Task objective: Look through the lines below and state how many hold the word "Project". Write only the number.

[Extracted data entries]

★ ★ ★ ★ ★

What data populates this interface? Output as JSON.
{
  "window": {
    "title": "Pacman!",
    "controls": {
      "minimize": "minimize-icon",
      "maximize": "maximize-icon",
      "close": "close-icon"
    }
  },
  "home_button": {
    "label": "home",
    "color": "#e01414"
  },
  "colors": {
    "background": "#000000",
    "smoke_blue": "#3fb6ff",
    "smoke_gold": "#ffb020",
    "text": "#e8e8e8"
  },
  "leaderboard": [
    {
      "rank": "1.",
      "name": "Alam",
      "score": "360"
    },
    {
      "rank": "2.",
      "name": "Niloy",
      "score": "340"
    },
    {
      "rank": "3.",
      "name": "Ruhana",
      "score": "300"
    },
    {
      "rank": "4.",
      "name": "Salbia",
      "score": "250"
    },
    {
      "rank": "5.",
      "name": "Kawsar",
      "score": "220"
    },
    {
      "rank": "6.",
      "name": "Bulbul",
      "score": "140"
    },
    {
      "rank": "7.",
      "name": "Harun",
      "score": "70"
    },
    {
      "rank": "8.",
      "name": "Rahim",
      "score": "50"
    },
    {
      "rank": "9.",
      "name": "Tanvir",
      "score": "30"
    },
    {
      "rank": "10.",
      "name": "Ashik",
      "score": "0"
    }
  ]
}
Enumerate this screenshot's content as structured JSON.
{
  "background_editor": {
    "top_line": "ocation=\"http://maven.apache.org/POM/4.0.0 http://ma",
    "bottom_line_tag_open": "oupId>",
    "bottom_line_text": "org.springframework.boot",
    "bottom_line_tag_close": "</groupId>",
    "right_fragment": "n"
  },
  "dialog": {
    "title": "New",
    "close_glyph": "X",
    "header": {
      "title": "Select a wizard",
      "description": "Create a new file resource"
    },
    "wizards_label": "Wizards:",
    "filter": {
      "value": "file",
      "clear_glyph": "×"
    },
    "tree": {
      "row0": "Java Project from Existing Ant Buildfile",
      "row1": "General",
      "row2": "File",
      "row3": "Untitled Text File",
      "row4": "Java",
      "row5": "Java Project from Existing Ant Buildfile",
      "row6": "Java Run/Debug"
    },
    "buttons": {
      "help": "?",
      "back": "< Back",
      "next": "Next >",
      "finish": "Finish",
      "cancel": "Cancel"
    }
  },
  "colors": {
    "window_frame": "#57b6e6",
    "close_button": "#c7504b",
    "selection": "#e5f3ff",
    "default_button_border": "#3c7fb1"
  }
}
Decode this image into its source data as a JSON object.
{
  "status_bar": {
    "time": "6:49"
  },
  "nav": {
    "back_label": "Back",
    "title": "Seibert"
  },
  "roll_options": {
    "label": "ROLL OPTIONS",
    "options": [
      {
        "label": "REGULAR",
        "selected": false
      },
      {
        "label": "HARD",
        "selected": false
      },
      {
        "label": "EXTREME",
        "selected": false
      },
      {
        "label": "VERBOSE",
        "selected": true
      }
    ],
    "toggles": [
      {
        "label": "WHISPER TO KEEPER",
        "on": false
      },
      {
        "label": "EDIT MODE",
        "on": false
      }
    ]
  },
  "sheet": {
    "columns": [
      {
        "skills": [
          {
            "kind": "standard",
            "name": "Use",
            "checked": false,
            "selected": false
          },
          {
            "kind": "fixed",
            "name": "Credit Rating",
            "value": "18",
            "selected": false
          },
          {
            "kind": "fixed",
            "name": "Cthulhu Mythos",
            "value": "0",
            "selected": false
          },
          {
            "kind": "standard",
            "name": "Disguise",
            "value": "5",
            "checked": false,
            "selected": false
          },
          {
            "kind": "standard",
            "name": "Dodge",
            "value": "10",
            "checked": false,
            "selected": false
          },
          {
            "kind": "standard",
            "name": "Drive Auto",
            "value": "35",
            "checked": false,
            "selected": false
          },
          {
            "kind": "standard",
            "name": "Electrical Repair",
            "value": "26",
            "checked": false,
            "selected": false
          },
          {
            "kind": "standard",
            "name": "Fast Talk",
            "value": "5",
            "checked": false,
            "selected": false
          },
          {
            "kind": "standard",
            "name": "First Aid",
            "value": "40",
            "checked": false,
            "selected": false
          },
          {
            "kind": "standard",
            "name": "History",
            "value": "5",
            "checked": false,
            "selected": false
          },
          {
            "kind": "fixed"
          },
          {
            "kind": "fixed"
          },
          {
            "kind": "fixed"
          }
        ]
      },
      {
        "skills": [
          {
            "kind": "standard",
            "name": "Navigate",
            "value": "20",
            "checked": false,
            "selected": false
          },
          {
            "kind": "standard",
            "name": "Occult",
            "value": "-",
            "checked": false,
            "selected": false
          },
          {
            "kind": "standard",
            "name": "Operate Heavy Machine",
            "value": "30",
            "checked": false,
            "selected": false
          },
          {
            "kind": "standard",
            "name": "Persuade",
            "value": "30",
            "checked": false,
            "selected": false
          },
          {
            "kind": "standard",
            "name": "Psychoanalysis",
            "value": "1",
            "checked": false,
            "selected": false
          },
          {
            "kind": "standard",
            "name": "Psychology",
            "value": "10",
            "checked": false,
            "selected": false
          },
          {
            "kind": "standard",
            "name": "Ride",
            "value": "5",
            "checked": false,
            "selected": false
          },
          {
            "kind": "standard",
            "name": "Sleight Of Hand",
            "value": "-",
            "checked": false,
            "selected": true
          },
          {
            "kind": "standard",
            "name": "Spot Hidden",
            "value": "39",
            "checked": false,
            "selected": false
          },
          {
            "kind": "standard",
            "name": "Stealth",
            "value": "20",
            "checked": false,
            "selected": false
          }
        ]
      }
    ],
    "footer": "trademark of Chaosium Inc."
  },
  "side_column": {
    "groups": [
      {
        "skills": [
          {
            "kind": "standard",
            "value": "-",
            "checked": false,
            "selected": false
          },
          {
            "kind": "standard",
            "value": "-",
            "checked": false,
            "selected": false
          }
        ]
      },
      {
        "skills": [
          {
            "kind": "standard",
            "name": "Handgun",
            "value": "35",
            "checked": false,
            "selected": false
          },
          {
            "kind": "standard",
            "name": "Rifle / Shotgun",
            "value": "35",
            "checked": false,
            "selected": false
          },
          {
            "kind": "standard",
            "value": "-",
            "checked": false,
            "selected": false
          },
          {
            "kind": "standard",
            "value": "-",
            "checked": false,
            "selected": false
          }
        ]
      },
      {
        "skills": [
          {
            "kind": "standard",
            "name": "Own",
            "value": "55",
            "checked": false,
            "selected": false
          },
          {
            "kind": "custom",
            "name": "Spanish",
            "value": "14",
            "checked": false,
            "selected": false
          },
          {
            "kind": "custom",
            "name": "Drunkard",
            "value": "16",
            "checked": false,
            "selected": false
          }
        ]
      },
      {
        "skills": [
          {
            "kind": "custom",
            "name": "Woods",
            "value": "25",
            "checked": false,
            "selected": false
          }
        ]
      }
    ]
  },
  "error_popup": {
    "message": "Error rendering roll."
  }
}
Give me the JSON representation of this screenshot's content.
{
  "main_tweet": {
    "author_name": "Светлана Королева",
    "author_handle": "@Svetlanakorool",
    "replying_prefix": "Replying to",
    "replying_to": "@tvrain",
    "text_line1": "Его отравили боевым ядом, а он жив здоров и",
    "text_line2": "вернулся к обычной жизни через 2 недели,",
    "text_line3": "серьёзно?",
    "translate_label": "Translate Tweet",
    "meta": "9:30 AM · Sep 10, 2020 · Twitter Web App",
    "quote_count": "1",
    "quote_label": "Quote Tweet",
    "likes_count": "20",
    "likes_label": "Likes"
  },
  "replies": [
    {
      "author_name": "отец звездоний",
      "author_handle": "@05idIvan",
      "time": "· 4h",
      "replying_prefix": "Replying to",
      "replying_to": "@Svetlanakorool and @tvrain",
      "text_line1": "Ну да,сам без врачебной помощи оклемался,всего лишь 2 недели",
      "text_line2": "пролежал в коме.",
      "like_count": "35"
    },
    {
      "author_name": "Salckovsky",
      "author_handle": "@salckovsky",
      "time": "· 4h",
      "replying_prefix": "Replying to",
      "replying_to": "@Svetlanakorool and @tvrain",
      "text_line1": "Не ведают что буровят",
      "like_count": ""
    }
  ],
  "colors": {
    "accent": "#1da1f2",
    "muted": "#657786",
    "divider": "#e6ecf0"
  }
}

★ ★ ★ ★ ★

Answer below: 2